▸ **Work to complete**
Look through the lines below and extract any with the word "travaux".

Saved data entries
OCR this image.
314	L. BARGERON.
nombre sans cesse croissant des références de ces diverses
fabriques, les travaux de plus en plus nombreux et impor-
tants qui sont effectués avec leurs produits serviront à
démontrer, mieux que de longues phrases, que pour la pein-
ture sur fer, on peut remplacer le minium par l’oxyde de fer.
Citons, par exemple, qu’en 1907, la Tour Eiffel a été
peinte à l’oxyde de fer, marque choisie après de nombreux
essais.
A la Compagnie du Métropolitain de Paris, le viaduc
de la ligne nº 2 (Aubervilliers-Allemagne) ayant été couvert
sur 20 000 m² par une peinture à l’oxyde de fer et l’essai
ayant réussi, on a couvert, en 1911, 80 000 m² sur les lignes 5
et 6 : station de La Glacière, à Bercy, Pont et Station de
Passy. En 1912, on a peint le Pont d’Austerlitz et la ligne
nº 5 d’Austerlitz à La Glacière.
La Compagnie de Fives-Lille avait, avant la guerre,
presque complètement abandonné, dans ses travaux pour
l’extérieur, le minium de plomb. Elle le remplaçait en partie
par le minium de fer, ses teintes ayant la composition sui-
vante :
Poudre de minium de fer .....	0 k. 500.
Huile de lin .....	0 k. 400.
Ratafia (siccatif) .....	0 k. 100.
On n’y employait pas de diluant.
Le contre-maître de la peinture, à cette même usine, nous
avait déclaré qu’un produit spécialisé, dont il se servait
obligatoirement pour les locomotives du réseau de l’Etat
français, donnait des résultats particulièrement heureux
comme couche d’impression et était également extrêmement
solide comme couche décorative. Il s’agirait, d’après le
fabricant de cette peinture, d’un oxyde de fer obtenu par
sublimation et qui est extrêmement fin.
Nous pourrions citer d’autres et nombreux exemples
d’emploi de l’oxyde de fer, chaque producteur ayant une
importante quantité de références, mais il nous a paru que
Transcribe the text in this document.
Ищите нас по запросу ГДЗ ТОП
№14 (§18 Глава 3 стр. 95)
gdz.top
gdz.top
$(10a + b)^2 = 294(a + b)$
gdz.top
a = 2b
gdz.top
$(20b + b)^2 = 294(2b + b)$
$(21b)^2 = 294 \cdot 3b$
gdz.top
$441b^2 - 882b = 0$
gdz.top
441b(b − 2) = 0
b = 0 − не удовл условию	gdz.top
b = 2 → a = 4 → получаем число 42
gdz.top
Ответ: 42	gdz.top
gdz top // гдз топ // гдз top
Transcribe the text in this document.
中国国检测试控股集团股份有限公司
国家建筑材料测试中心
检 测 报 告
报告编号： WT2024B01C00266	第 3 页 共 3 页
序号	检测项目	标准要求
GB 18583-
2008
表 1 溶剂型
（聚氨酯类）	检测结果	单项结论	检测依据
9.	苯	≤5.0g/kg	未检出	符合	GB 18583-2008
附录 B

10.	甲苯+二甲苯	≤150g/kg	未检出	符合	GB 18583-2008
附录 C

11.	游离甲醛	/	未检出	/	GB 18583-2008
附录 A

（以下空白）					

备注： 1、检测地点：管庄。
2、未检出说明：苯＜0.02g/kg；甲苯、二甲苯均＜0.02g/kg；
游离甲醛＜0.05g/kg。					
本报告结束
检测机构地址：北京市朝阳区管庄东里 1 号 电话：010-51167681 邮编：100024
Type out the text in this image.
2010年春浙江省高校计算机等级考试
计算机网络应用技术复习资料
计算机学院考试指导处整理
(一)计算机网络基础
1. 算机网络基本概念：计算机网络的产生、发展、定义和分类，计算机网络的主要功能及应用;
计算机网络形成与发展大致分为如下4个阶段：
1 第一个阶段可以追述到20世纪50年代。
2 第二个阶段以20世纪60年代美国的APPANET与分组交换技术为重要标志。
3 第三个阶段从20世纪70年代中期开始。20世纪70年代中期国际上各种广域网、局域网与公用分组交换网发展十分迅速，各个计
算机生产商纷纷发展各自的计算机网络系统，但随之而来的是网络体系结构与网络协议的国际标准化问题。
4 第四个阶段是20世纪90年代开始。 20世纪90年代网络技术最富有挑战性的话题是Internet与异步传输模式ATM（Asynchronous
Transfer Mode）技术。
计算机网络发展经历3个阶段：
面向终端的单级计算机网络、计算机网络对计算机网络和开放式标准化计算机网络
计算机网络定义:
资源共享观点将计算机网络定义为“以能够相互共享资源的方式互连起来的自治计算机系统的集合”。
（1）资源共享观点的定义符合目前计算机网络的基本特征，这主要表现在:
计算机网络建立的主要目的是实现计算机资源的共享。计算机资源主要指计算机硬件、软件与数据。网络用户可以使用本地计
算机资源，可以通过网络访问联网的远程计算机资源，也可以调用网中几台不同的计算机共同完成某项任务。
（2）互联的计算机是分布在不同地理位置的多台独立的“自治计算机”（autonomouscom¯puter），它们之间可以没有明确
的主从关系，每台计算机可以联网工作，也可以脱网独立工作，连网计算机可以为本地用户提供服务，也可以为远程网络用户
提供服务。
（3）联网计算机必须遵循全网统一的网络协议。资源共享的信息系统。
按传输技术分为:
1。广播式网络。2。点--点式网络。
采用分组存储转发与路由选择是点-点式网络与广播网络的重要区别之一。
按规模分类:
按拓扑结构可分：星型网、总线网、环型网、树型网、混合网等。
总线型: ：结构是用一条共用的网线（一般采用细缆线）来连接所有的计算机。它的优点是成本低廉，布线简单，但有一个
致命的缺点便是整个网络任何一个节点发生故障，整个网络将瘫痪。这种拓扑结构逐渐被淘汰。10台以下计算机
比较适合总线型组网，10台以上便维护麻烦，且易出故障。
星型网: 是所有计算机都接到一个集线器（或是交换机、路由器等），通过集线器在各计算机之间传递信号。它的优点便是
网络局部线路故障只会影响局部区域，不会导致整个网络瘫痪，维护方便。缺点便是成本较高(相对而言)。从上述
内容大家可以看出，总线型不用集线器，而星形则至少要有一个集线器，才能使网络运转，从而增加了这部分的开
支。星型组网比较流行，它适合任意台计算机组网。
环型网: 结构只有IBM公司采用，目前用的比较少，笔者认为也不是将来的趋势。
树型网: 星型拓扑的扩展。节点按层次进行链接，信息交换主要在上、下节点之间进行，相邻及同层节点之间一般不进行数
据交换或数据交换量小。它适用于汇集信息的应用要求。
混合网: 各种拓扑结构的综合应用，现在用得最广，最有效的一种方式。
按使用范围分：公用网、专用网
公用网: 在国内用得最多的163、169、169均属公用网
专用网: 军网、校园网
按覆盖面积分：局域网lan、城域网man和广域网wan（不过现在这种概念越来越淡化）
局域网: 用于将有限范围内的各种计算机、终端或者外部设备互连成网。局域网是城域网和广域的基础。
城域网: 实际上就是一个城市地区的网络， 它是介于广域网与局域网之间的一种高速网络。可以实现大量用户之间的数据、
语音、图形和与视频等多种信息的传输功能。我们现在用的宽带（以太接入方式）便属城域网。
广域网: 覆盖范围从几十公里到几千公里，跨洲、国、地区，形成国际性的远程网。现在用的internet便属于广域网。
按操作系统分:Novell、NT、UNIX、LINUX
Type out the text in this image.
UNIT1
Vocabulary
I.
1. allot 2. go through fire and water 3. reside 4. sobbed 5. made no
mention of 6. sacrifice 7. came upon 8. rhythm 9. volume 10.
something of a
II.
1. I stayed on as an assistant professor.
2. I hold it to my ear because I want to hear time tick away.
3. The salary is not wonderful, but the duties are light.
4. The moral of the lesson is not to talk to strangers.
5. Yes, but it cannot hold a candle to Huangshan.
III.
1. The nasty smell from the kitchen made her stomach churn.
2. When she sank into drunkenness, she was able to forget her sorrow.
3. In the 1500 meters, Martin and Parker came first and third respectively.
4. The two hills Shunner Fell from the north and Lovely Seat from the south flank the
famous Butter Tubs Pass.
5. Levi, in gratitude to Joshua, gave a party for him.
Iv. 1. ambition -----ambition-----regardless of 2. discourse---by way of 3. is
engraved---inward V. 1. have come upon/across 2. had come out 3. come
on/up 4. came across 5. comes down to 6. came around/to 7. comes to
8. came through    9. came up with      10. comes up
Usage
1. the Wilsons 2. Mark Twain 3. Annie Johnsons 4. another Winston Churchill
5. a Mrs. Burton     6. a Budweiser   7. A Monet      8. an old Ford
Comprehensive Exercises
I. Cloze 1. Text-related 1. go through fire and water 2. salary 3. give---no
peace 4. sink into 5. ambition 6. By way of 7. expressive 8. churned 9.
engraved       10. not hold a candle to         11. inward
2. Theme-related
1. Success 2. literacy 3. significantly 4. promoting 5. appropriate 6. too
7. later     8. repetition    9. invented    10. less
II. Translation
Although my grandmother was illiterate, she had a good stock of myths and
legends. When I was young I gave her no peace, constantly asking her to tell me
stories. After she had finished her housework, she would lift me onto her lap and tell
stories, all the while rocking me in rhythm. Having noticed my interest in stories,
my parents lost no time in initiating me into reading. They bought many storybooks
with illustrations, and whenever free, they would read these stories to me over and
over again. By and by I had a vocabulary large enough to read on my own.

▸ **The output**
fabriques, les travaux de plus en plus nombreux et impor-
presque complètement abandonné, dans ses travaux pour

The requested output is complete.